-- BEGIN EXTRACTED ENTRIES --

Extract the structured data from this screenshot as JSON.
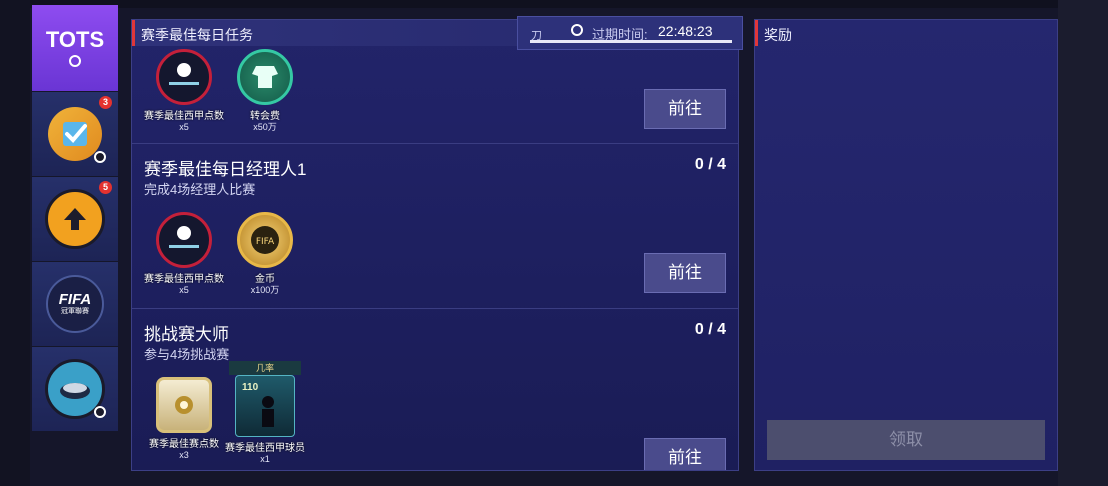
{
  "nav": {
    "items": [
      {
        "label": "TOTS",
        "badge": ""
      },
      {
        "label": "",
        "badge": "3"
      },
      {
        "label": "",
        "badge": "5"
      },
      {
        "label": "FIFA",
        "sub": "冠軍聯賽",
        "badge": ""
      },
      {
        "label": "",
        "badge": ""
      }
    ]
  },
  "panel": {
    "title": "赛季最佳每日任务",
    "timer_hint": "刀",
    "timer_label": "过期时间:",
    "timer_value": "22:48:23"
  },
  "missions": [
    {
      "title": "",
      "desc": "",
      "progress": "",
      "button": "前往",
      "rewards": [
        {
          "name": "赛季最佳西甲点数",
          "qty": "x5",
          "icon": "laliga-points-icon"
        },
        {
          "name": "转会费",
          "qty": "x50万",
          "icon": "transfer-fee-icon"
        }
      ]
    },
    {
      "title": "赛季最佳每日经理人1",
      "desc": "完成4场经理人比赛",
      "progress": "0 / 4",
      "button": "前往",
      "rewards": [
        {
          "name": "赛季最佳西甲点数",
          "qty": "x5",
          "icon": "laliga-points-icon"
        },
        {
          "name": "金币",
          "qty": "x100万",
          "icon": "coin-icon"
        }
      ]
    },
    {
      "title": "挑战赛大师",
      "desc": "参与4场挑战赛",
      "progress": "0 / 4",
      "button": "前往",
      "rewards": [
        {
          "name": "赛季最佳赛点数",
          "qty": "x3",
          "icon": "shield-points-icon"
        },
        {
          "name": "赛季最佳西甲球员",
          "qty": "x1",
          "icon": "player-card-icon",
          "tag": "几率",
          "rating": "110"
        }
      ]
    }
  ],
  "side": {
    "title": "奖励",
    "claim": "领取"
  },
  "colors": {
    "accent_red": "#e0373a",
    "panel_bg": "#22246a",
    "button_bg": "#4a4b8c",
    "active_tab": "#8e4cf0"
  }
}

-- END EXTRACTED ENTRIES --

▸ REQUIREMENTS
Copy out all lines where the word "name" appears.

▸ WORKED SOLUTION
          "name": "赛季最佳西甲点数",
          "name": "转会费",
          "name": "赛季最佳西甲点数",
          "name": "金币",
          "name": "赛季最佳赛点数",
          "name": "赛季最佳西甲球员",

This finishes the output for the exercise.